== Task statement ==
Search the records for the word "entrée" and report each line that has it.

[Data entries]
┄┄┄┄┄┄

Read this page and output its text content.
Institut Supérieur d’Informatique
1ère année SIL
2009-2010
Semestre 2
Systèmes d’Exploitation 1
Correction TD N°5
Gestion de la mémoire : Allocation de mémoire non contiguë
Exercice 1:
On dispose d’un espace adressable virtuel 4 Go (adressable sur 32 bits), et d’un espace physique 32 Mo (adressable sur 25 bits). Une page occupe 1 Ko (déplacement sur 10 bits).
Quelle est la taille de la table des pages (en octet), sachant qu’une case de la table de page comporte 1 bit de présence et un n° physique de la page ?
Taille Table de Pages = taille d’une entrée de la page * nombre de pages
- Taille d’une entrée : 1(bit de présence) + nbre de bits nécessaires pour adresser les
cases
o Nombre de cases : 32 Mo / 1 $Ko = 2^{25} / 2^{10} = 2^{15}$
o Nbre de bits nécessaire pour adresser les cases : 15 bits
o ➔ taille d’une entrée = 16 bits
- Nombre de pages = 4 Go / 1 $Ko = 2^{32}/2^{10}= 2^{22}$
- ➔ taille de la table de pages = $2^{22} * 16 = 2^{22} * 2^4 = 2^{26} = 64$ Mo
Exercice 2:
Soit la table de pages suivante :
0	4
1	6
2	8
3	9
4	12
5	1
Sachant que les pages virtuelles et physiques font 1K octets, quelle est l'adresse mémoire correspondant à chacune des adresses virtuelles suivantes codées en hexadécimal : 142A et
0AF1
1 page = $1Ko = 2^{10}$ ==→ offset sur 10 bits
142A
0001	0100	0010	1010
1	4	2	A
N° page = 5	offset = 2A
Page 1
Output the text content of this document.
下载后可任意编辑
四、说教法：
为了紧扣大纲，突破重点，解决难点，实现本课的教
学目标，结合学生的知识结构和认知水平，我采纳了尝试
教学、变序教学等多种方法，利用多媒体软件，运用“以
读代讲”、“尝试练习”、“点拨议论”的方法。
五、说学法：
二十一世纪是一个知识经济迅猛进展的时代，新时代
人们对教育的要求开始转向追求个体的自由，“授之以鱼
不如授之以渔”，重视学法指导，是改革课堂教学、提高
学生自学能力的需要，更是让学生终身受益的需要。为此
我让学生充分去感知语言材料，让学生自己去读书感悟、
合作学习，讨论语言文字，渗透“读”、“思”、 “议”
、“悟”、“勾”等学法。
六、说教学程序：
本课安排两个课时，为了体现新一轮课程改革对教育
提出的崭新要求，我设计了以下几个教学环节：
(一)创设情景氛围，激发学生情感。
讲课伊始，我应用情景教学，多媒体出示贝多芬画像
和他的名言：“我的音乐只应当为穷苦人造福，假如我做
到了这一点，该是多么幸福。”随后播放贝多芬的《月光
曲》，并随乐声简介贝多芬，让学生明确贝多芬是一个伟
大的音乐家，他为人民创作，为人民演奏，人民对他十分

┄┄┄┄┄┄

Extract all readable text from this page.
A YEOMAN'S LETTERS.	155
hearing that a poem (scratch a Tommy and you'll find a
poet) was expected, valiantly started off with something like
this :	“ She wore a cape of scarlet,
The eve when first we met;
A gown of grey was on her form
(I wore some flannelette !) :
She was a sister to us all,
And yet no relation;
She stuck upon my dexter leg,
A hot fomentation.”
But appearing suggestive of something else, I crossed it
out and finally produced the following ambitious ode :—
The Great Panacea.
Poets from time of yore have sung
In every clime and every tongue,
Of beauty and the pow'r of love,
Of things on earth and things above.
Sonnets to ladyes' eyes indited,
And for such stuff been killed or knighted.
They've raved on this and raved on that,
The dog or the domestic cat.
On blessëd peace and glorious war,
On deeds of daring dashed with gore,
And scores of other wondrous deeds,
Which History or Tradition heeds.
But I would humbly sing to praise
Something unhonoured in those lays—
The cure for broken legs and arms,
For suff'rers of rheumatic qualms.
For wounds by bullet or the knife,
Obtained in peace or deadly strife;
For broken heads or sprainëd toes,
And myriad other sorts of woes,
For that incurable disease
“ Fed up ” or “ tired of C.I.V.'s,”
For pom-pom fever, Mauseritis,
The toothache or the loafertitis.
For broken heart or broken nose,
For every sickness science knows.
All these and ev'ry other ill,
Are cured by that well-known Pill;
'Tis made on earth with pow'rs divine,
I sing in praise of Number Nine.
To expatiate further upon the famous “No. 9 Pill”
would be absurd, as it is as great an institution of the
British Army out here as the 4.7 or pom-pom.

┄┄┄┄┄┄

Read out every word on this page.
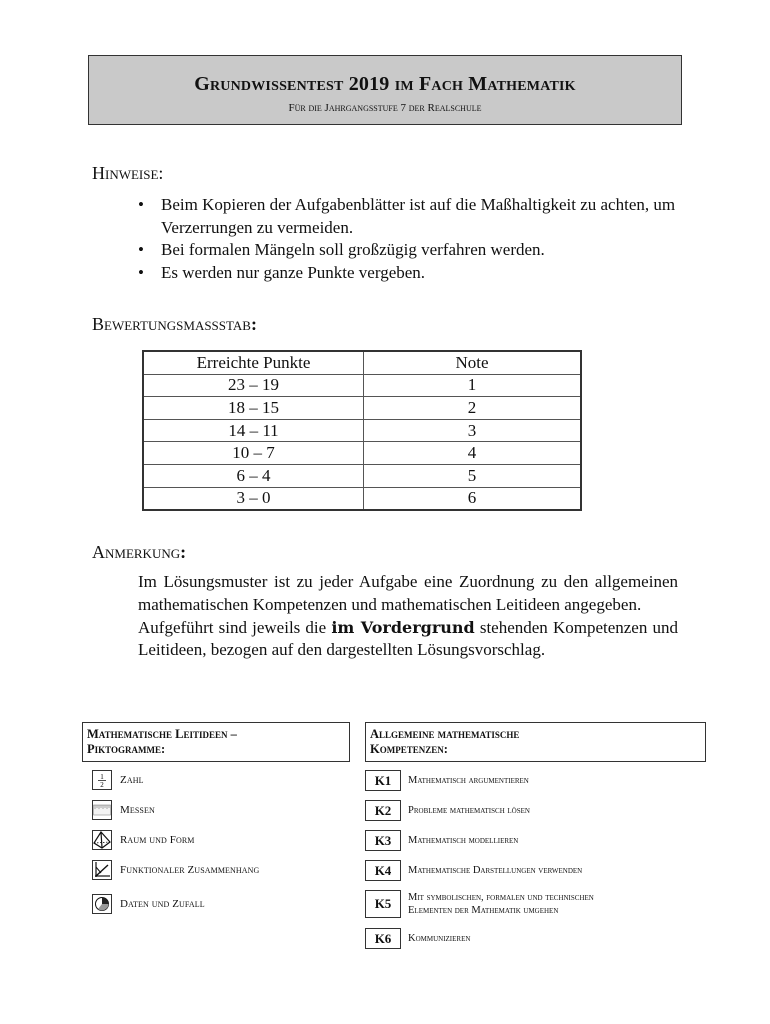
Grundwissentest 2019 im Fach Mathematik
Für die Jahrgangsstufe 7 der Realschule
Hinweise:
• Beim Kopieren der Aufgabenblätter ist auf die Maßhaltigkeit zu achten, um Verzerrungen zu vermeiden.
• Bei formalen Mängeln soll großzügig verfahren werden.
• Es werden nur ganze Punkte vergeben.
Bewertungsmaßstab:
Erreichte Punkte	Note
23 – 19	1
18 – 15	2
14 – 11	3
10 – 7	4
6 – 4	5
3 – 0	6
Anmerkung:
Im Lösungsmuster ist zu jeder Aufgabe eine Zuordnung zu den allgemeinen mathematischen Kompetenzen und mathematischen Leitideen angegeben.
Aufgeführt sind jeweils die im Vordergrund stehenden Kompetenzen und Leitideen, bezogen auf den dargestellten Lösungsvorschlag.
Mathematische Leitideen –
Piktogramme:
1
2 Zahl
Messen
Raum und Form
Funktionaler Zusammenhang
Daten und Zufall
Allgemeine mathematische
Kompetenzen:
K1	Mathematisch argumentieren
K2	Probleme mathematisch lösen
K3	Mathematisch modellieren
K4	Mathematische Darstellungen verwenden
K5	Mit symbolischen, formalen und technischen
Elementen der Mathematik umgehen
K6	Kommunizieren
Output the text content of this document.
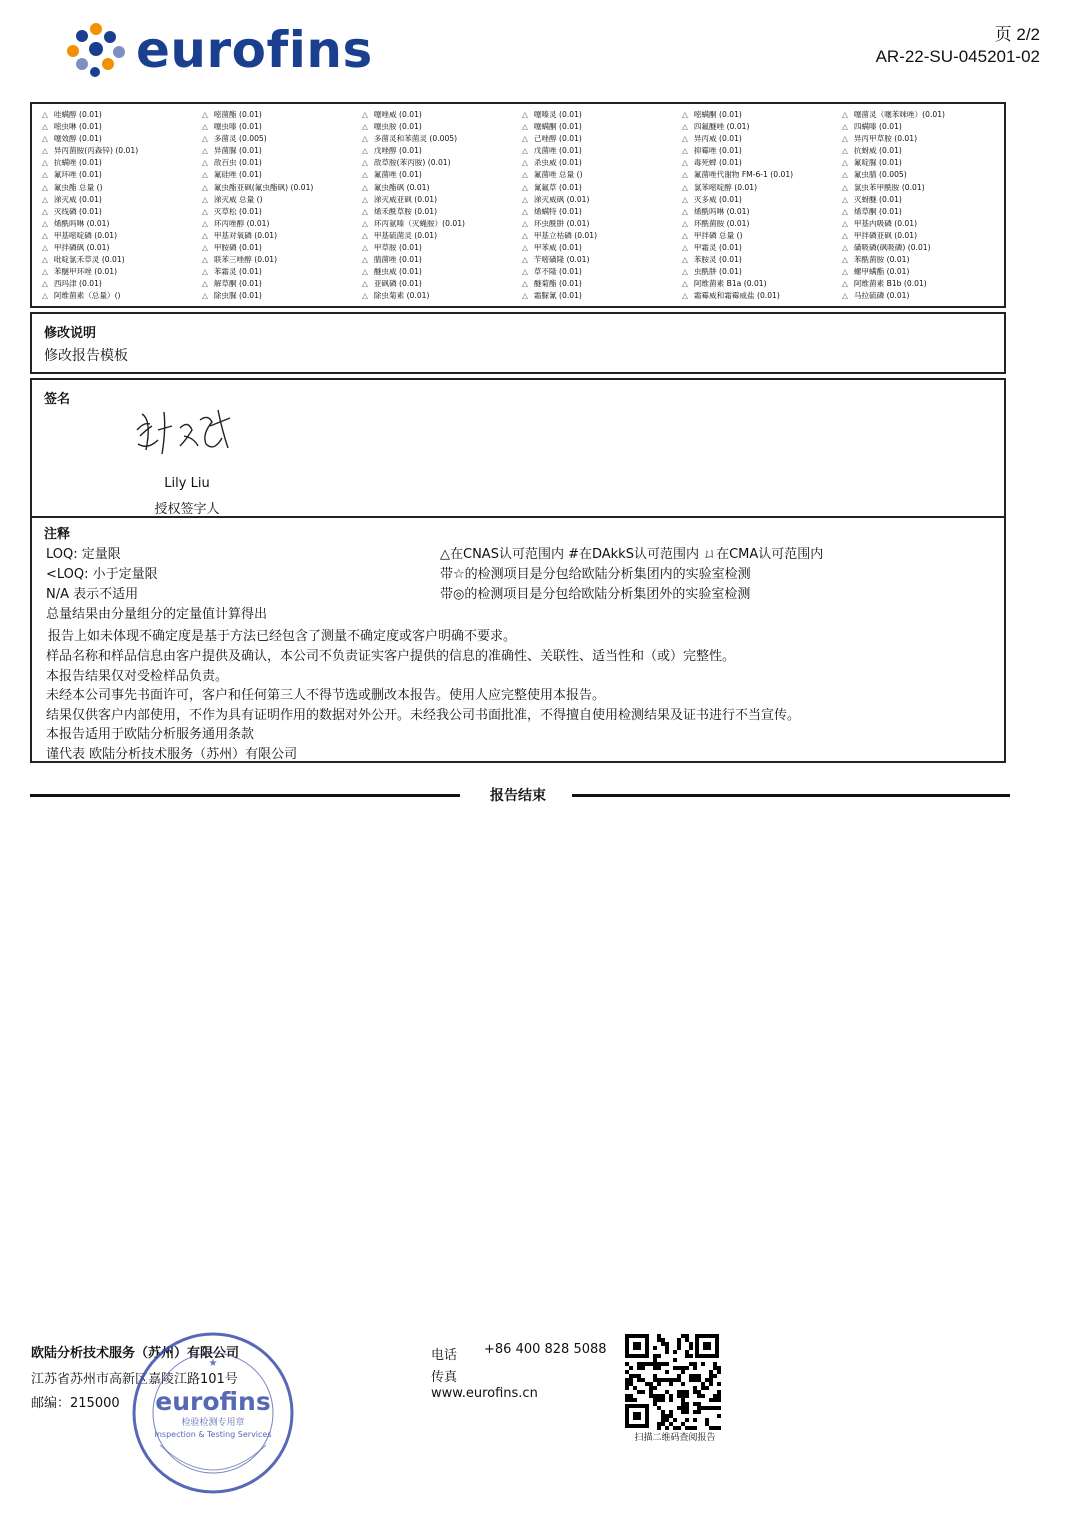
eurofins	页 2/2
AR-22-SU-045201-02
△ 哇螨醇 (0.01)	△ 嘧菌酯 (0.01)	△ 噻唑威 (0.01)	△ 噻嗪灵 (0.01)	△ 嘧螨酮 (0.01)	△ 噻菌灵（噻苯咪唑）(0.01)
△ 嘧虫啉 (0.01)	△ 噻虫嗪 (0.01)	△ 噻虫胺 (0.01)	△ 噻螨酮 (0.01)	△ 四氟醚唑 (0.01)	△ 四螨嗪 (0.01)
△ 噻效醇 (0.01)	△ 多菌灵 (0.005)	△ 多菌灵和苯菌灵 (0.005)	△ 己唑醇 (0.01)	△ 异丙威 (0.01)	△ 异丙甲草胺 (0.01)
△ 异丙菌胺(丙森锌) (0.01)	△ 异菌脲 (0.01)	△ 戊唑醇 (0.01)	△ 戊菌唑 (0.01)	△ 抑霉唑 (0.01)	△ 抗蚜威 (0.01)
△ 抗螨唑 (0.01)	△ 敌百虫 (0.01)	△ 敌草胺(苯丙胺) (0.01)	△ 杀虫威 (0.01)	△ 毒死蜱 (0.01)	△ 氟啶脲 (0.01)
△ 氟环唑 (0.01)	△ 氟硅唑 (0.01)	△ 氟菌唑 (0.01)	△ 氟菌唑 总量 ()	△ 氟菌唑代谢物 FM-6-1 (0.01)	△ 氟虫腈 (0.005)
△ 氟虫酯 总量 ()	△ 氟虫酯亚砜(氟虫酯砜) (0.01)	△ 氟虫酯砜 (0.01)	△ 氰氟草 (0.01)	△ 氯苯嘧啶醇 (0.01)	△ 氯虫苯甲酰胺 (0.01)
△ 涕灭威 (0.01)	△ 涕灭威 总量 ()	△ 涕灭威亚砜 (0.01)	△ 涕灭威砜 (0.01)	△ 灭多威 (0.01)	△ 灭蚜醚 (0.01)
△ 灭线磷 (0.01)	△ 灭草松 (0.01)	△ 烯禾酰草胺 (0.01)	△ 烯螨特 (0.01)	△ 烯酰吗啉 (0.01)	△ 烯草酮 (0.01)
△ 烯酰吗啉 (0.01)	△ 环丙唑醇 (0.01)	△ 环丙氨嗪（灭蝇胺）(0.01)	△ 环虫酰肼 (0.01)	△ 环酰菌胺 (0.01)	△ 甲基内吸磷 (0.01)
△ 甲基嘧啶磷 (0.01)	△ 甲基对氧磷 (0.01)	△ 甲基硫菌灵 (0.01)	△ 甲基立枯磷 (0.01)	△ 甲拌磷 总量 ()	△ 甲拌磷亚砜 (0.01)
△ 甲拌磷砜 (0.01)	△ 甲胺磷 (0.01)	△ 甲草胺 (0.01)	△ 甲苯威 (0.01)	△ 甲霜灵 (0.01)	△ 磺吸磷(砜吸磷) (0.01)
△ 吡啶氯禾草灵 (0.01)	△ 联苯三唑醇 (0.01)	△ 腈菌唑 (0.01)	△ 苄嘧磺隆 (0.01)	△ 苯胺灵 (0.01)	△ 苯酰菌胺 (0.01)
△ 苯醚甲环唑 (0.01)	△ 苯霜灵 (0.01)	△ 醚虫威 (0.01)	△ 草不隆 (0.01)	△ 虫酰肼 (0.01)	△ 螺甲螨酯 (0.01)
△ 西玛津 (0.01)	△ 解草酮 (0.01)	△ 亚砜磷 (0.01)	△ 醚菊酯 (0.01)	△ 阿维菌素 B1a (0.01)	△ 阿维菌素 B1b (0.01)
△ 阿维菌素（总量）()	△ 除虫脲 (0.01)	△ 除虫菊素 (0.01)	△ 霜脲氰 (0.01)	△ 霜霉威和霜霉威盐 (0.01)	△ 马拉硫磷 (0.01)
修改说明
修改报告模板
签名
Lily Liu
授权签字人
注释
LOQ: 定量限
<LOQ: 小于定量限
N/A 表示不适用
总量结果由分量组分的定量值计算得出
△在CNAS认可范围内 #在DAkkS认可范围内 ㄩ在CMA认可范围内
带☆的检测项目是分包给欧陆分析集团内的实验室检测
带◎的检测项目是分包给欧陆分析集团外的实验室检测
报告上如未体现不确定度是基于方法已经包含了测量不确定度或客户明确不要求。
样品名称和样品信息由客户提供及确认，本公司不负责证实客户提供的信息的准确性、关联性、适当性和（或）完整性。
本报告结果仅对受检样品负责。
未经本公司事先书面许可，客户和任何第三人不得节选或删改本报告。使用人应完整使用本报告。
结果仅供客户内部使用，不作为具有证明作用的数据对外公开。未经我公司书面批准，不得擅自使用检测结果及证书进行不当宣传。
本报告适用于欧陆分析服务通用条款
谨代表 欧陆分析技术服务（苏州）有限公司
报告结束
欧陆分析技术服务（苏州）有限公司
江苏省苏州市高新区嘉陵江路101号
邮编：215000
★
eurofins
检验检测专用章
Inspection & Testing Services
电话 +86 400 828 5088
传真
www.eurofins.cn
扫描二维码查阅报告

┄┄┄┄┄┄

== Answer to the problem ==
Taille Table de Pages = taille d’une entrée de la page * nombre de pages
- Taille d’une entrée : 1(bit de présence) + nbre de bits nécessaires pour adresser les
o ➔ taille d’une entrée = 16 bits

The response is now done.